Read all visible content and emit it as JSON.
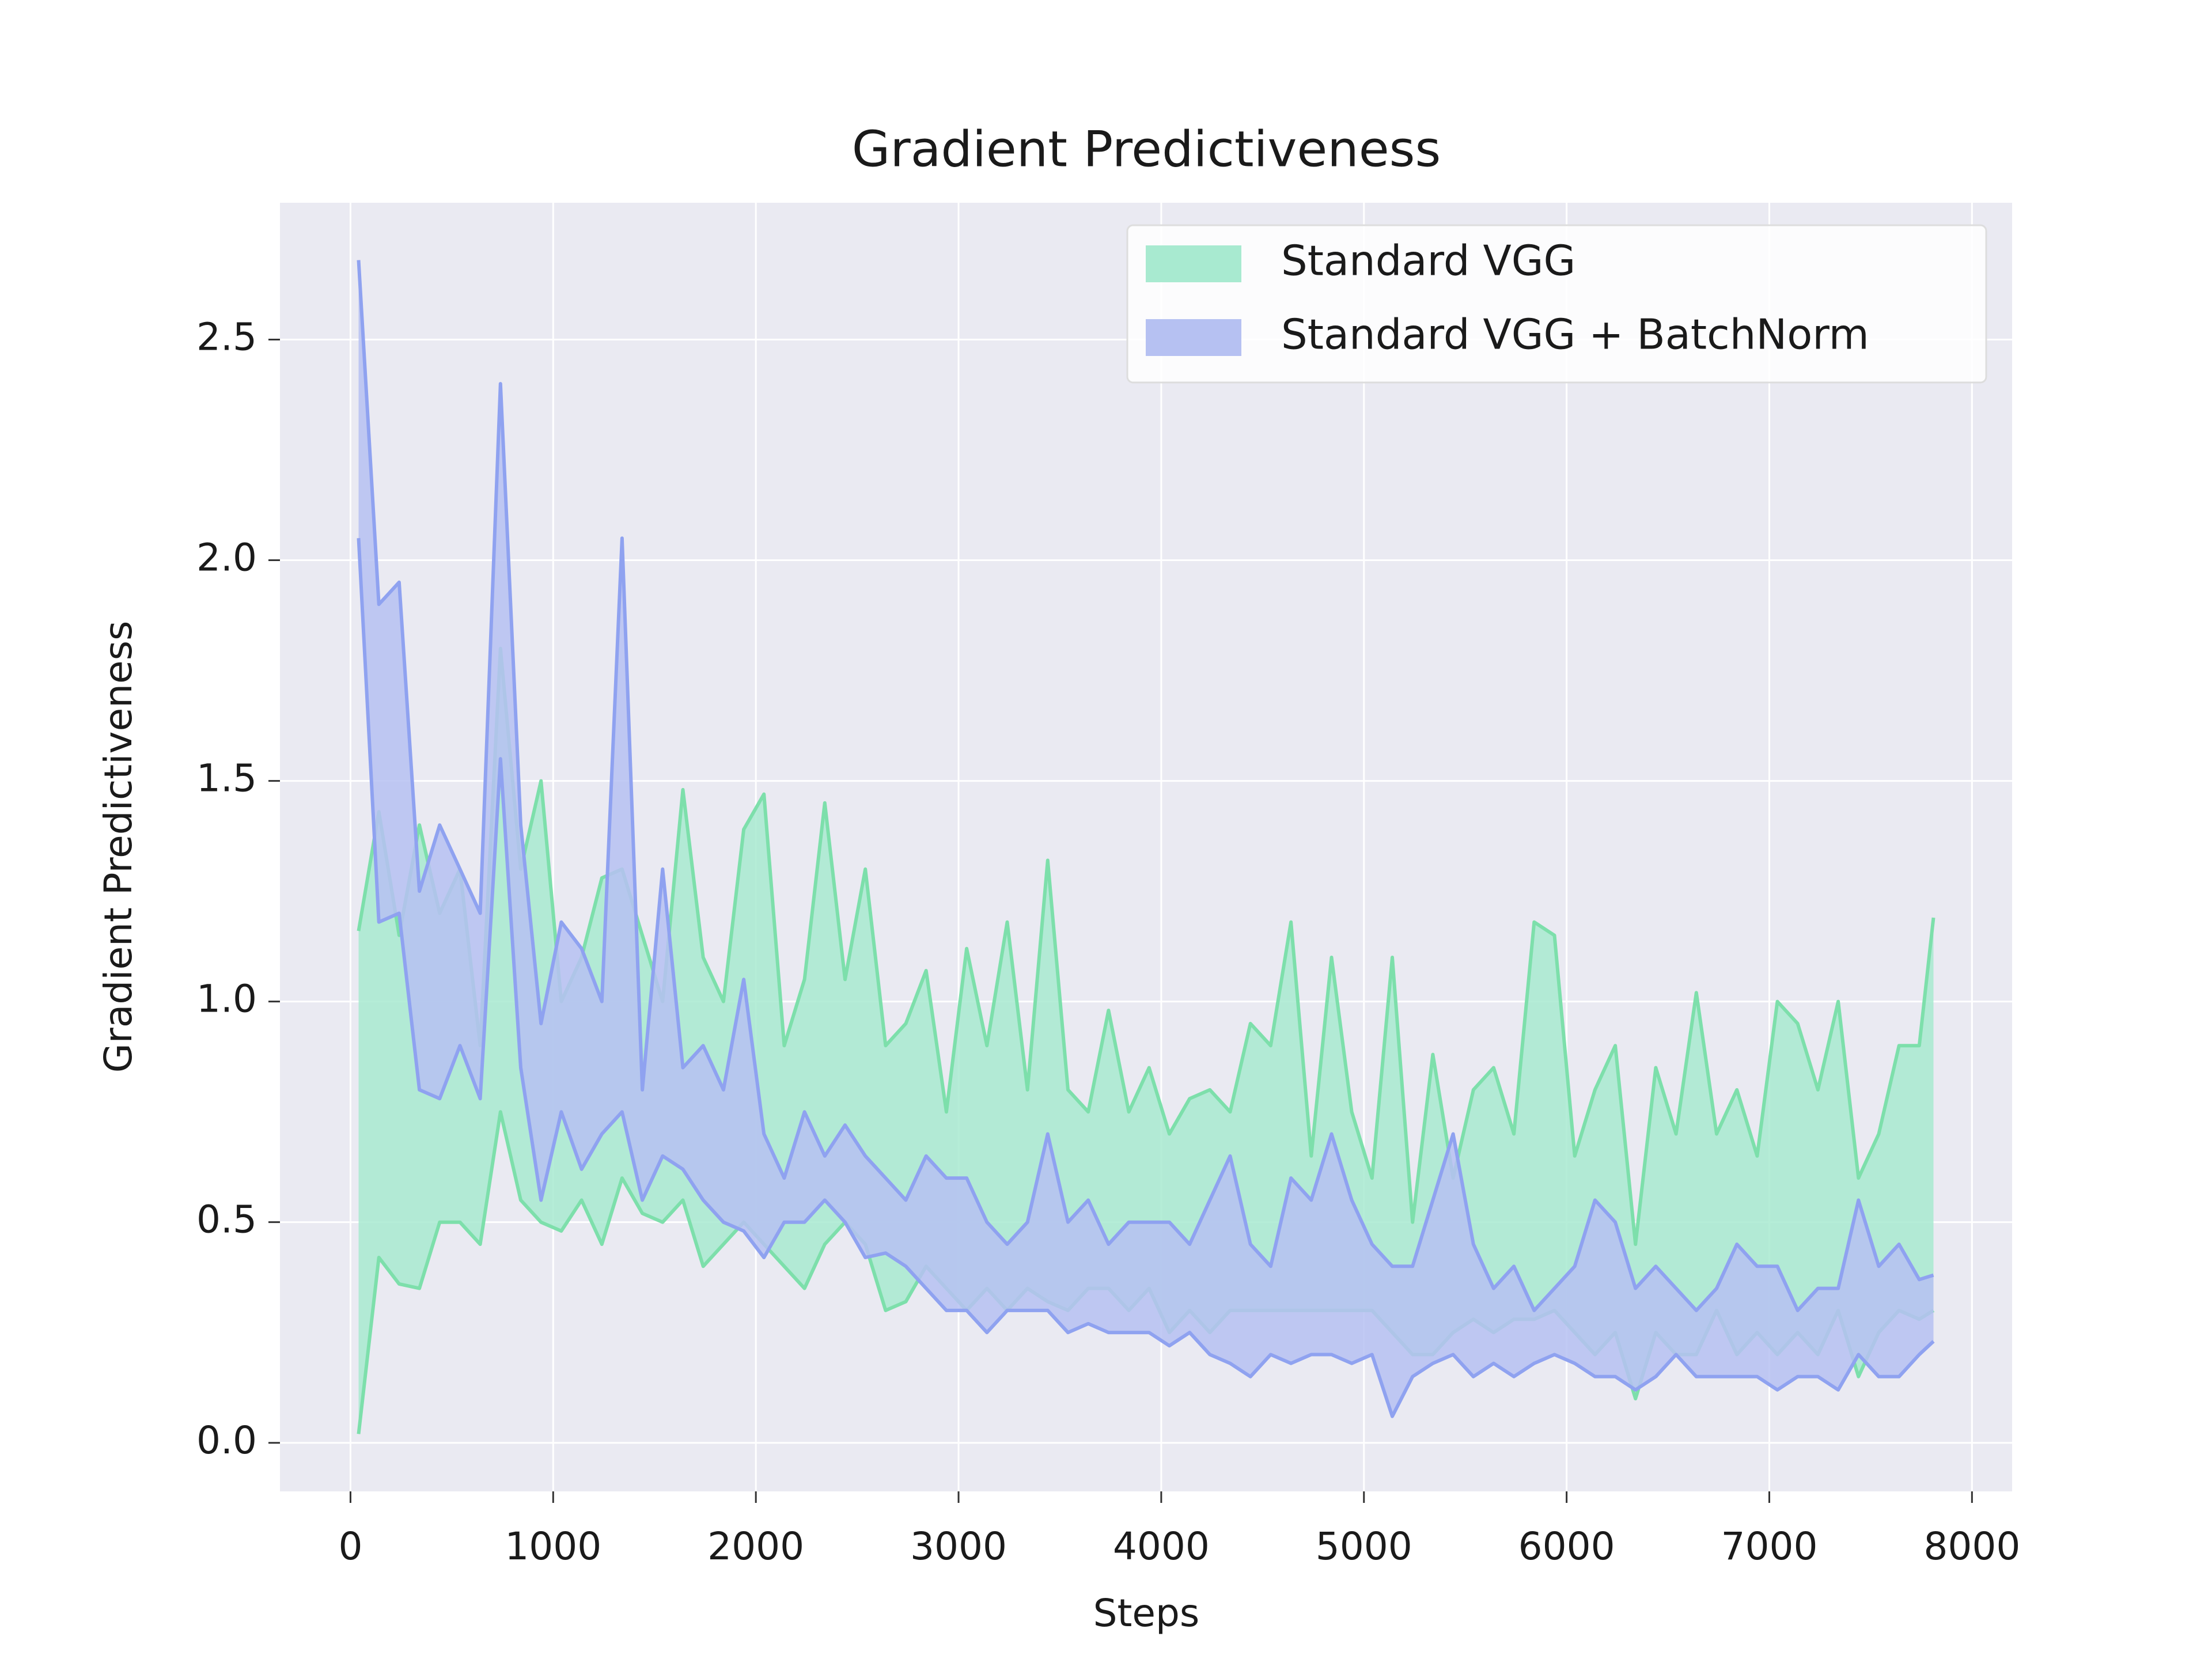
{
  "chart_data": {
    "type": "range_band",
    "title": "Gradient Predictiveness",
    "x_label": "Steps",
    "y_label": "Gradient Predictiveness",
    "x": [
      40,
      140,
      240,
      340,
      440,
      540,
      640,
      740,
      840,
      940,
      1040,
      1140,
      1240,
      1340,
      1440,
      1540,
      1640,
      1740,
      1840,
      1940,
      2040,
      2140,
      2240,
      2340,
      2440,
      2540,
      2640,
      2740,
      2840,
      2940,
      3040,
      3140,
      3240,
      3340,
      3440,
      3540,
      3640,
      3740,
      3840,
      3940,
      4040,
      4140,
      4240,
      4340,
      4440,
      4540,
      4640,
      4740,
      4840,
      4940,
      5040,
      5140,
      5240,
      5340,
      5440,
      5540,
      5640,
      5740,
      5840,
      5940,
      6040,
      6140,
      6240,
      6340,
      6440,
      6540,
      6640,
      6740,
      6840,
      6940,
      7040,
      7140,
      7240,
      7340,
      7440,
      7540,
      7640,
      7740,
      7810
    ],
    "series": [
      {
        "name": "Standard VGG",
        "color": "#7ddfab",
        "fill_color": "#a8ead0",
        "upper": [
          1.16,
          1.43,
          1.15,
          1.4,
          1.2,
          1.3,
          0.9,
          1.8,
          1.3,
          1.5,
          1.0,
          1.1,
          1.28,
          1.3,
          1.15,
          1.0,
          1.48,
          1.1,
          1.0,
          1.39,
          1.47,
          0.9,
          1.05,
          1.45,
          1.05,
          1.3,
          0.9,
          0.95,
          1.07,
          0.75,
          1.12,
          0.9,
          1.18,
          0.8,
          1.32,
          0.8,
          0.75,
          0.98,
          0.75,
          0.85,
          0.7,
          0.78,
          0.8,
          0.75,
          0.95,
          0.9,
          1.18,
          0.65,
          1.1,
          0.75,
          0.6,
          1.1,
          0.5,
          0.88,
          0.6,
          0.8,
          0.85,
          0.7,
          1.18,
          1.15,
          0.65,
          0.8,
          0.9,
          0.45,
          0.85,
          0.7,
          1.02,
          0.7,
          0.8,
          0.65,
          1.0,
          0.95,
          0.8,
          1.0,
          0.6,
          0.7,
          0.9,
          0.9,
          1.19
        ],
        "lower": [
          0.02,
          0.42,
          0.36,
          0.35,
          0.5,
          0.5,
          0.45,
          0.75,
          0.55,
          0.5,
          0.48,
          0.55,
          0.45,
          0.6,
          0.52,
          0.5,
          0.55,
          0.4,
          0.45,
          0.5,
          0.45,
          0.4,
          0.35,
          0.45,
          0.5,
          0.45,
          0.3,
          0.32,
          0.4,
          0.35,
          0.3,
          0.35,
          0.3,
          0.35,
          0.32,
          0.3,
          0.35,
          0.35,
          0.3,
          0.35,
          0.25,
          0.3,
          0.25,
          0.3,
          0.3,
          0.3,
          0.3,
          0.3,
          0.3,
          0.3,
          0.3,
          0.25,
          0.2,
          0.2,
          0.25,
          0.28,
          0.25,
          0.28,
          0.28,
          0.3,
          0.25,
          0.2,
          0.25,
          0.1,
          0.25,
          0.2,
          0.2,
          0.3,
          0.2,
          0.25,
          0.2,
          0.25,
          0.2,
          0.3,
          0.15,
          0.25,
          0.3,
          0.28,
          0.3
        ]
      },
      {
        "name": "Standard VGG + BatchNorm",
        "color": "#8fa2f0",
        "fill_color": "#b6c1f2",
        "upper": [
          2.68,
          1.9,
          1.95,
          1.25,
          1.4,
          1.3,
          1.2,
          2.4,
          1.4,
          0.95,
          1.18,
          1.12,
          1.0,
          2.05,
          0.8,
          1.3,
          0.85,
          0.9,
          0.8,
          1.05,
          0.7,
          0.6,
          0.75,
          0.65,
          0.72,
          0.65,
          0.6,
          0.55,
          0.65,
          0.6,
          0.6,
          0.5,
          0.45,
          0.5,
          0.7,
          0.5,
          0.55,
          0.45,
          0.5,
          0.5,
          0.5,
          0.45,
          0.55,
          0.65,
          0.45,
          0.4,
          0.6,
          0.55,
          0.7,
          0.55,
          0.45,
          0.4,
          0.4,
          0.55,
          0.7,
          0.45,
          0.35,
          0.4,
          0.3,
          0.35,
          0.4,
          0.55,
          0.5,
          0.35,
          0.4,
          0.35,
          0.3,
          0.35,
          0.45,
          0.4,
          0.4,
          0.3,
          0.35,
          0.35,
          0.55,
          0.4,
          0.45,
          0.37,
          0.38
        ],
        "lower": [
          2.05,
          1.18,
          1.2,
          0.8,
          0.78,
          0.9,
          0.78,
          1.55,
          0.85,
          0.55,
          0.75,
          0.62,
          0.7,
          0.75,
          0.55,
          0.65,
          0.62,
          0.55,
          0.5,
          0.48,
          0.42,
          0.5,
          0.5,
          0.55,
          0.5,
          0.42,
          0.43,
          0.4,
          0.35,
          0.3,
          0.3,
          0.25,
          0.3,
          0.3,
          0.3,
          0.25,
          0.27,
          0.25,
          0.25,
          0.25,
          0.22,
          0.25,
          0.2,
          0.18,
          0.15,
          0.2,
          0.18,
          0.2,
          0.2,
          0.18,
          0.2,
          0.06,
          0.15,
          0.18,
          0.2,
          0.15,
          0.18,
          0.15,
          0.18,
          0.2,
          0.18,
          0.15,
          0.15,
          0.12,
          0.15,
          0.2,
          0.15,
          0.15,
          0.15,
          0.15,
          0.12,
          0.15,
          0.15,
          0.12,
          0.2,
          0.15,
          0.15,
          0.2,
          0.23
        ]
      }
    ],
    "xlim": [
      -348,
      8198
    ],
    "ylim": [
      -0.11,
      2.81
    ],
    "xticks": [
      0,
      1000,
      2000,
      3000,
      4000,
      5000,
      6000,
      7000,
      8000
    ],
    "yticks": [
      {
        "value": 0,
        "label": "0.0"
      },
      0.5,
      {
        "value": 1,
        "label": "1.0"
      },
      1.5,
      {
        "value": 2,
        "label": "2.0"
      },
      2.5
    ],
    "grid": true,
    "legend_position": "upper right"
  }
}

▶ Problem statement:
Check each line in the records for the word "Predictiveness" and say how many have it, with nothing else.

▶ Correct response:
2